> EXERCISE AIM:
Comb through the entries for "name" and pull out each line that holds it.

> RECORD EXTRACTS:
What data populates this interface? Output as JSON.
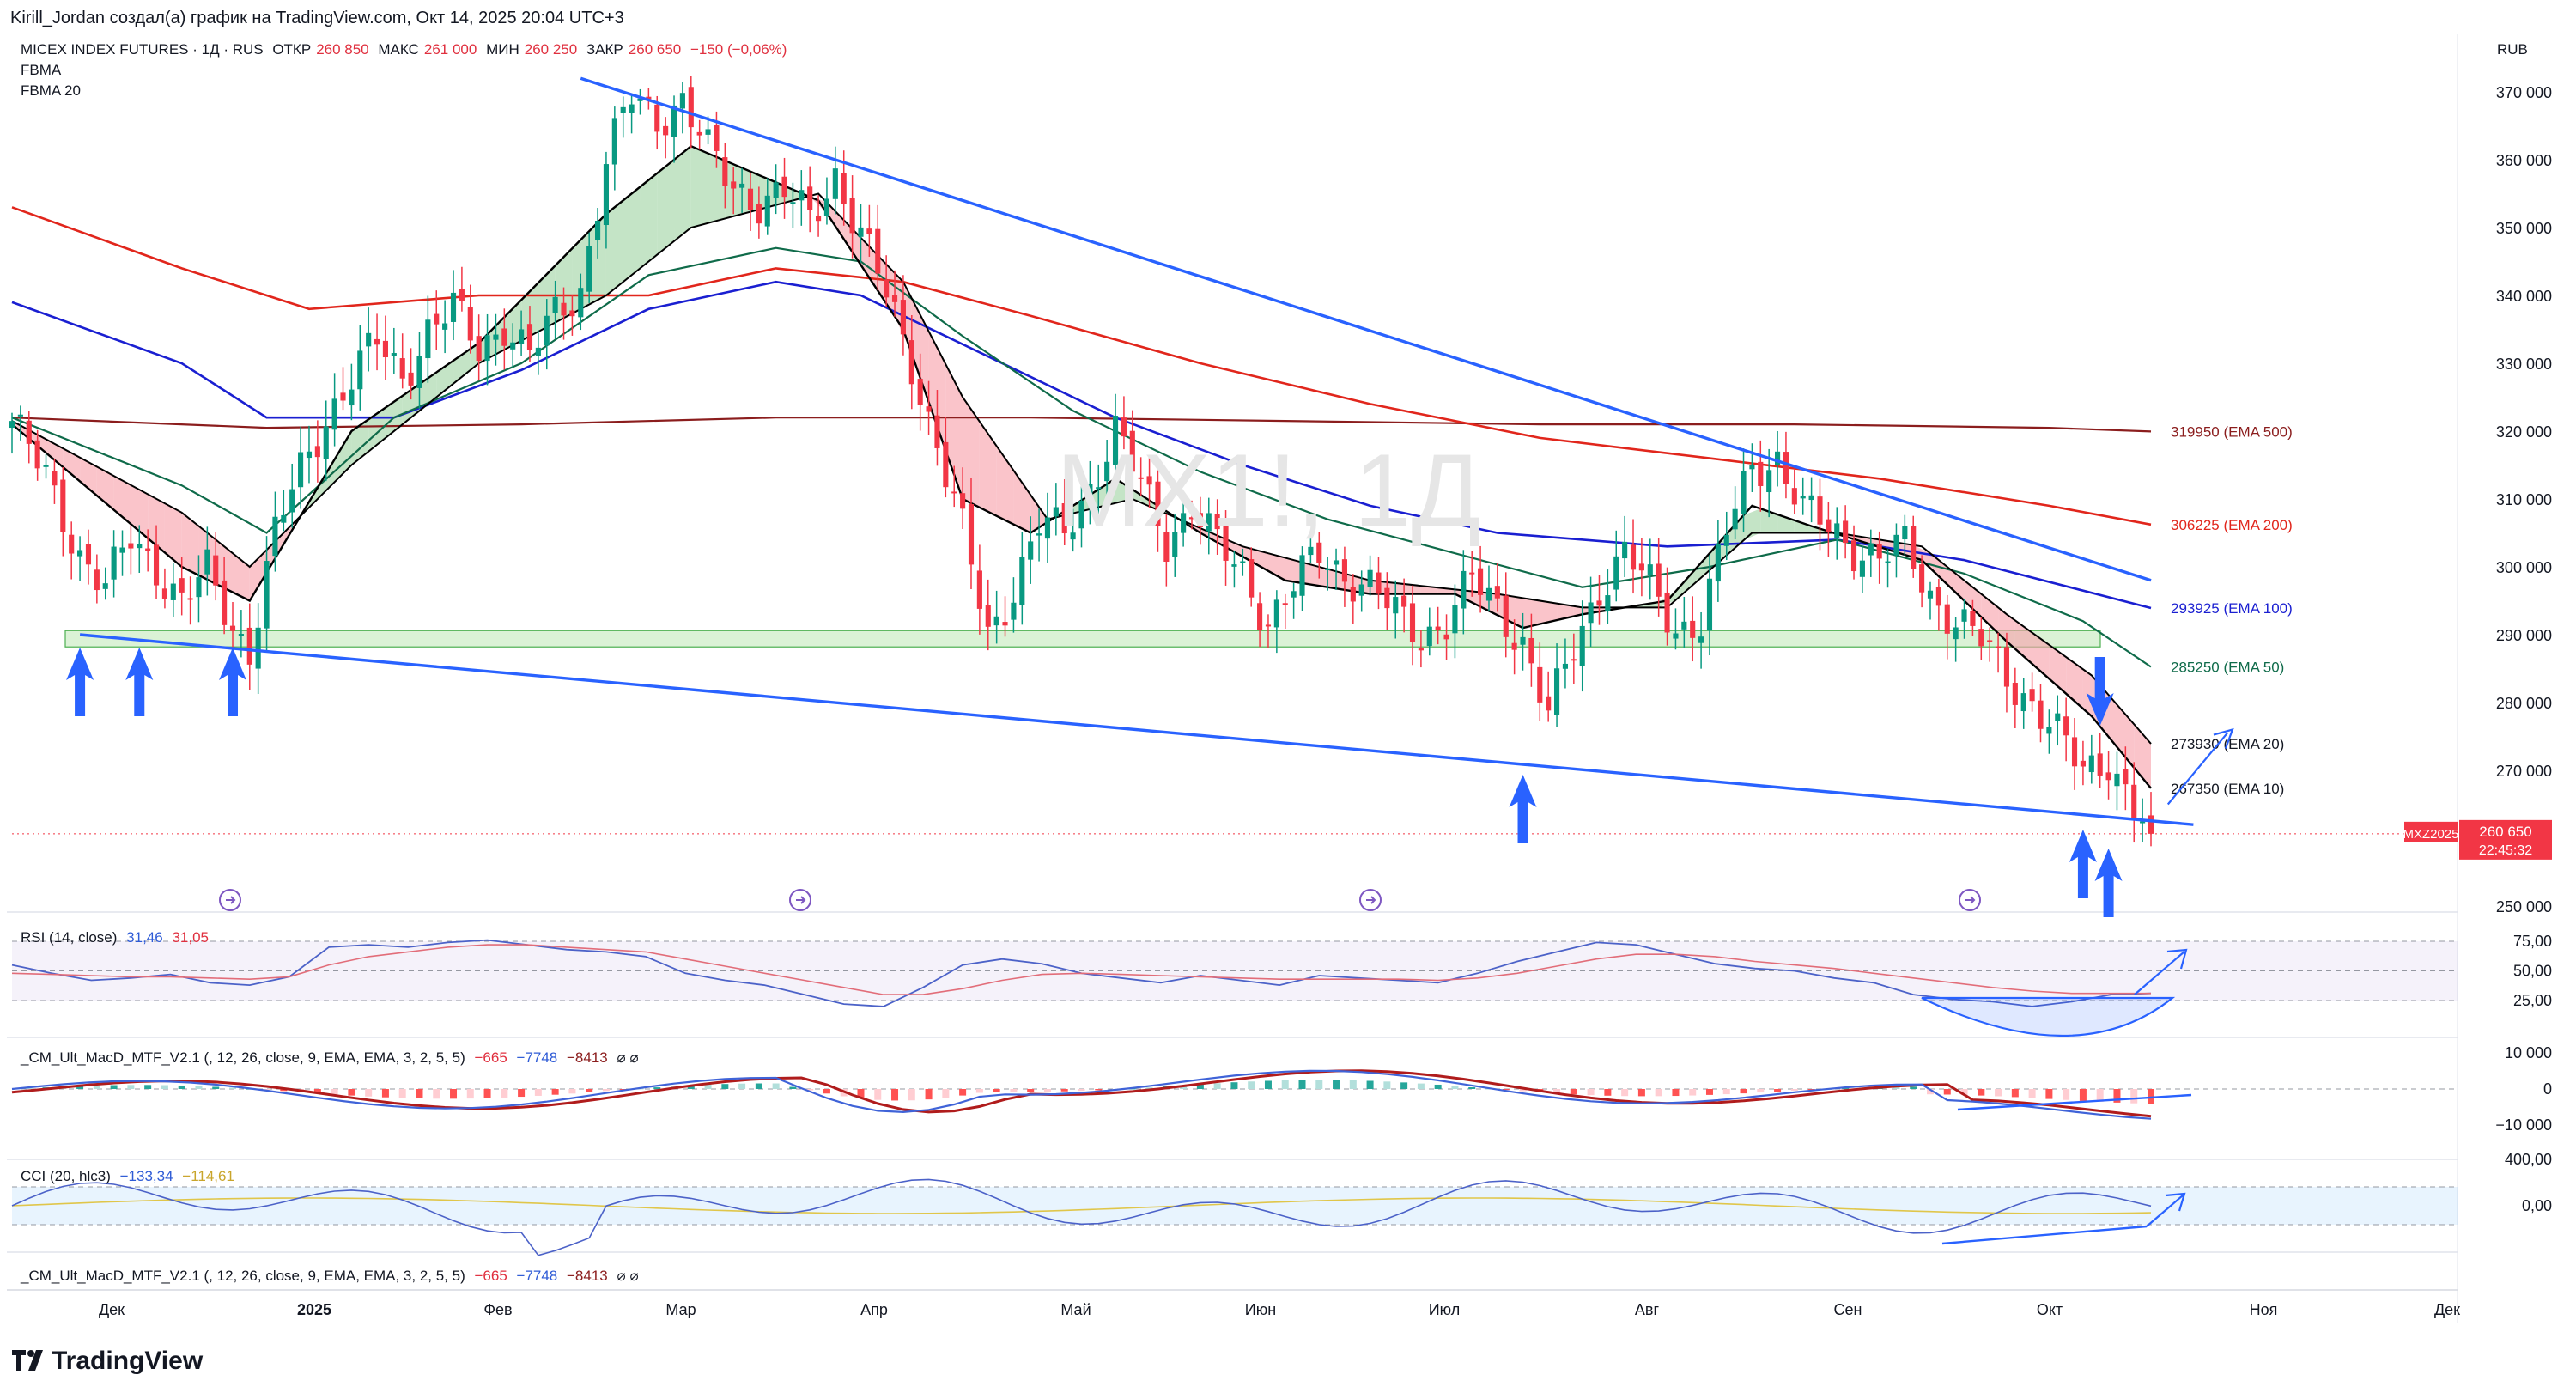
{
  "header": {
    "creator_line": "Kirill_Jordan создал(а) график на TradingView.com, Окт 14, 2025 20:04 UTC+3",
    "symbol": "MICEX INDEX FUTURES · 1Д · RUS",
    "open_label": "ОТКР",
    "open_value": "260 850",
    "high_label": "МАКС",
    "high_value": "261 000",
    "low_label": "МИН",
    "low_value": "260 250",
    "close_label": "ЗАКР",
    "close_value": "260 650",
    "change": "−150 (−0,06%)",
    "indicator_1": "FBMA",
    "indicator_2": "FBMA 20",
    "currency": "RUB"
  },
  "watermark": "MX1!, 1Д",
  "price_tag": {
    "symbol": "MXZ2025",
    "price": "260 650",
    "countdown": "22:45:32"
  },
  "footer": {
    "logo_text": "TradingView"
  },
  "colors": {
    "up": "#089981",
    "down": "#f23645",
    "trendline": "#2962ff",
    "ema10": "#000000",
    "ema20": "#000000",
    "ema50": "#0f6b4a",
    "ema100": "#1a1fd1",
    "ema200": "#e1261c",
    "ema500": "#8b1d1d",
    "support_zone": "#c8ebc0",
    "rsi": "#4c62c8",
    "rsi_ma": "#e26d79",
    "macd_fast": "#3f63d8",
    "macd_slow": "#b01c1c",
    "cci": "#4c62c8",
    "cci_ma": "#e0c64a"
  },
  "chart_data": [
    {
      "type": "candlestick",
      "symbol": "MX1!",
      "timeframe": "1Д",
      "ylim": [
        247000,
        374000
      ],
      "y_ticks": [
        "370 000",
        "360 000",
        "350 000",
        "340 000",
        "330 000",
        "320 000",
        "310 000",
        "300 000",
        "290 000",
        "280 000",
        "270 000",
        "250 000"
      ],
      "x_ticks": [
        "Дек",
        "2025",
        "Фев",
        "Мар",
        "Апр",
        "Май",
        "Июн",
        "Июл",
        "Авг",
        "Сен",
        "Окт",
        "Ноя",
        "Дек"
      ],
      "ema_labels": [
        {
          "text": "319950 (EMA 500)",
          "value": 319950
        },
        {
          "text": "306225 (EMA 200)",
          "value": 306225
        },
        {
          "text": "293925 (EMA 100)",
          "value": 293925
        },
        {
          "text": "285250 (EMA 50)",
          "value": 285250
        },
        {
          "text": "273930 (EMA 20)",
          "value": 273930
        },
        {
          "text": "267350 (EMA 10)",
          "value": 267350
        }
      ],
      "close_path": [
        [
          0,
          321500
        ],
        [
          4,
          313000
        ],
        [
          8,
          302000
        ],
        [
          11,
          297000
        ],
        [
          14,
          304000
        ],
        [
          17,
          300000
        ],
        [
          20,
          295000
        ],
        [
          23,
          299000
        ],
        [
          26,
          291000
        ],
        [
          28,
          288000
        ],
        [
          31,
          305000
        ],
        [
          34,
          314000
        ],
        [
          37,
          322000
        ],
        [
          40,
          328000
        ],
        [
          43,
          333000
        ],
        [
          46,
          328000
        ],
        [
          49,
          335000
        ],
        [
          52,
          338000
        ],
        [
          55,
          332000
        ],
        [
          58,
          336000
        ],
        [
          61,
          331000
        ],
        [
          64,
          337000
        ],
        [
          67,
          341000
        ],
        [
          70,
          360000
        ],
        [
          73,
          369000
        ],
        [
          76,
          366000
        ],
        [
          79,
          369000
        ],
        [
          82,
          361000
        ],
        [
          85,
          356000
        ],
        [
          88,
          354000
        ],
        [
          91,
          355000
        ],
        [
          94,
          351000
        ],
        [
          97,
          358000
        ],
        [
          100,
          349000
        ],
        [
          103,
          340000
        ],
        [
          106,
          330000
        ],
        [
          109,
          318000
        ],
        [
          112,
          305000
        ],
        [
          115,
          290000
        ],
        [
          118,
          297000
        ],
        [
          121,
          306000
        ],
        [
          124,
          305000
        ],
        [
          127,
          312000
        ],
        [
          130,
          320000
        ],
        [
          133,
          312000
        ],
        [
          136,
          304000
        ],
        [
          139,
          309000
        ],
        [
          142,
          303000
        ],
        [
          145,
          299000
        ],
        [
          148,
          292000
        ],
        [
          151,
          297000
        ],
        [
          154,
          302000
        ],
        [
          157,
          299000
        ],
        [
          160,
          297000
        ],
        [
          163,
          293000
        ],
        [
          166,
          290000
        ],
        [
          169,
          292000
        ],
        [
          172,
          298000
        ],
        [
          175,
          294000
        ],
        [
          178,
          289000
        ],
        [
          181,
          278000
        ],
        [
          184,
          288000
        ],
        [
          187,
          297000
        ],
        [
          190,
          302000
        ],
        [
          193,
          297000
        ],
        [
          196,
          291000
        ],
        [
          199,
          292000
        ],
        [
          202,
          305000
        ],
        [
          205,
          315000
        ],
        [
          208,
          316000
        ],
        [
          211,
          308000
        ],
        [
          214,
          306000
        ],
        [
          217,
          303000
        ],
        [
          220,
          301000
        ],
        [
          223,
          303000
        ],
        [
          226,
          296000
        ],
        [
          229,
          292000
        ],
        [
          232,
          289000
        ],
        [
          235,
          284000
        ],
        [
          238,
          280000
        ],
        [
          241,
          275000
        ],
        [
          244,
          270000
        ],
        [
          247,
          272000
        ],
        [
          250,
          264000
        ],
        [
          252,
          260650
        ]
      ],
      "overlays": {
        "ema10": [
          [
            0,
            321000
          ],
          [
            20,
            300000
          ],
          [
            28,
            295000
          ],
          [
            40,
            320000
          ],
          [
            55,
            333000
          ],
          [
            70,
            352000
          ],
          [
            80,
            362000
          ],
          [
            95,
            354000
          ],
          [
            105,
            335000
          ],
          [
            112,
            310000
          ],
          [
            120,
            305000
          ],
          [
            130,
            313000
          ],
          [
            140,
            305000
          ],
          [
            150,
            298000
          ],
          [
            160,
            296000
          ],
          [
            170,
            296000
          ],
          [
            178,
            291000
          ],
          [
            185,
            293000
          ],
          [
            195,
            295000
          ],
          [
            205,
            309000
          ],
          [
            212,
            306000
          ],
          [
            225,
            301000
          ],
          [
            235,
            289000
          ],
          [
            245,
            278000
          ],
          [
            252,
            267350
          ]
        ],
        "ema20": [
          [
            0,
            321500
          ],
          [
            20,
            308000
          ],
          [
            28,
            300000
          ],
          [
            40,
            315000
          ],
          [
            55,
            330000
          ],
          [
            70,
            340000
          ],
          [
            80,
            350000
          ],
          [
            95,
            355000
          ],
          [
            105,
            342000
          ],
          [
            112,
            325000
          ],
          [
            122,
            307000
          ],
          [
            132,
            310000
          ],
          [
            145,
            303000
          ],
          [
            160,
            298000
          ],
          [
            175,
            296000
          ],
          [
            185,
            294000
          ],
          [
            195,
            294000
          ],
          [
            205,
            305000
          ],
          [
            215,
            305000
          ],
          [
            225,
            303000
          ],
          [
            235,
            293000
          ],
          [
            245,
            284000
          ],
          [
            252,
            273930
          ]
        ],
        "ema50": [
          [
            0,
            322000
          ],
          [
            20,
            312000
          ],
          [
            30,
            305000
          ],
          [
            45,
            322000
          ],
          [
            60,
            330000
          ],
          [
            75,
            343000
          ],
          [
            90,
            347000
          ],
          [
            100,
            345000
          ],
          [
            112,
            334000
          ],
          [
            125,
            323000
          ],
          [
            140,
            314000
          ],
          [
            155,
            307000
          ],
          [
            170,
            302000
          ],
          [
            185,
            297000
          ],
          [
            200,
            300000
          ],
          [
            215,
            304000
          ],
          [
            230,
            299000
          ],
          [
            244,
            292000
          ],
          [
            252,
            285250
          ]
        ],
        "ema100": [
          [
            0,
            339000
          ],
          [
            20,
            330000
          ],
          [
            30,
            322000
          ],
          [
            45,
            322000
          ],
          [
            60,
            329000
          ],
          [
            75,
            338000
          ],
          [
            90,
            342000
          ],
          [
            100,
            340000
          ],
          [
            115,
            331000
          ],
          [
            130,
            322000
          ],
          [
            145,
            315000
          ],
          [
            160,
            309000
          ],
          [
            175,
            305000
          ],
          [
            195,
            303000
          ],
          [
            215,
            304000
          ],
          [
            230,
            301000
          ],
          [
            252,
            293925
          ]
        ],
        "ema200": [
          [
            0,
            353000
          ],
          [
            20,
            344000
          ],
          [
            35,
            338000
          ],
          [
            55,
            340000
          ],
          [
            75,
            340000
          ],
          [
            90,
            344000
          ],
          [
            105,
            342000
          ],
          [
            120,
            337000
          ],
          [
            140,
            330000
          ],
          [
            160,
            324000
          ],
          [
            180,
            319000
          ],
          [
            200,
            316000
          ],
          [
            220,
            313000
          ],
          [
            240,
            309000
          ],
          [
            252,
            306225
          ]
        ],
        "ema500": [
          [
            0,
            322000
          ],
          [
            30,
            320500
          ],
          [
            60,
            321000
          ],
          [
            90,
            322000
          ],
          [
            120,
            322000
          ],
          [
            150,
            321500
          ],
          [
            180,
            321000
          ],
          [
            210,
            321000
          ],
          [
            240,
            320500
          ],
          [
            252,
            319950
          ]
        ]
      },
      "trendlines": [
        {
          "name": "upper-trendline",
          "from": [
            67,
            372000
          ],
          "to": [
            252,
            298000
          ]
        },
        {
          "name": "lower-trendline",
          "from": [
            8,
            290000
          ],
          "to": [
            257,
            262000
          ]
        }
      ],
      "support_zone": [
        288200,
        290600
      ],
      "arrows_up": [
        8,
        15,
        26,
        178,
        244,
        247
      ],
      "arrows_down": [
        246
      ]
    },
    {
      "type": "line",
      "title": "RSI (14, close)",
      "values_label": [
        "31,46",
        "31,05"
      ],
      "y_ticks": [
        "75,00",
        "50,00",
        "25,00"
      ],
      "series": [
        {
          "name": "RSI",
          "values": [
            55,
            48,
            42,
            44,
            47,
            40,
            38,
            45,
            70,
            72,
            70,
            74,
            76,
            72,
            68,
            66,
            62,
            48,
            42,
            38,
            30,
            22,
            20,
            36,
            55,
            60,
            56,
            48,
            44,
            40,
            46,
            42,
            38,
            46,
            44,
            42,
            40,
            48,
            58,
            66,
            74,
            72,
            64,
            56,
            52,
            50,
            44,
            40,
            30,
            26,
            24,
            20,
            24,
            30,
            31
          ]
        },
        {
          "name": "RSI MA",
          "values": [
            48,
            47,
            46,
            45,
            45,
            44,
            43,
            45,
            55,
            62,
            66,
            70,
            72,
            72,
            70,
            68,
            66,
            60,
            54,
            48,
            42,
            36,
            30,
            30,
            35,
            42,
            47,
            48,
            47,
            46,
            45,
            44,
            43,
            43,
            43,
            43,
            42,
            44,
            48,
            54,
            60,
            64,
            64,
            62,
            58,
            55,
            52,
            48,
            44,
            40,
            36,
            33,
            31,
            31,
            31
          ]
        }
      ]
    },
    {
      "type": "bar",
      "title": "_CM_Ult_MacD_MTF_V2.1 (, 12, 26, close, 9, EMA, EMA, 3, 2, 5, 5)",
      "values_label": [
        "−665",
        "−7748",
        "−8413"
      ],
      "y_ticks": [
        "10 000",
        "0",
        "−10 000"
      ]
    },
    {
      "type": "line",
      "title": "CCI (20, hlc3)",
      "values_label": [
        "−133,34",
        "−114,61"
      ],
      "y_ticks": [
        "400,00",
        "0,00"
      ]
    },
    {
      "type": "line",
      "title": "_CM_Ult_MacD_MTF_V2.1 (, 12, 26, close, 9, EMA, EMA, 3, 2, 5, 5)",
      "values_label": [
        "−665",
        "−7748",
        "−8413"
      ]
    }
  ]
}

> EXPECTED ANSWER:
          "name": "upper-trendline",
          "name": "lower-trendline",
          "name": "RSI",
          "name": "RSI MA",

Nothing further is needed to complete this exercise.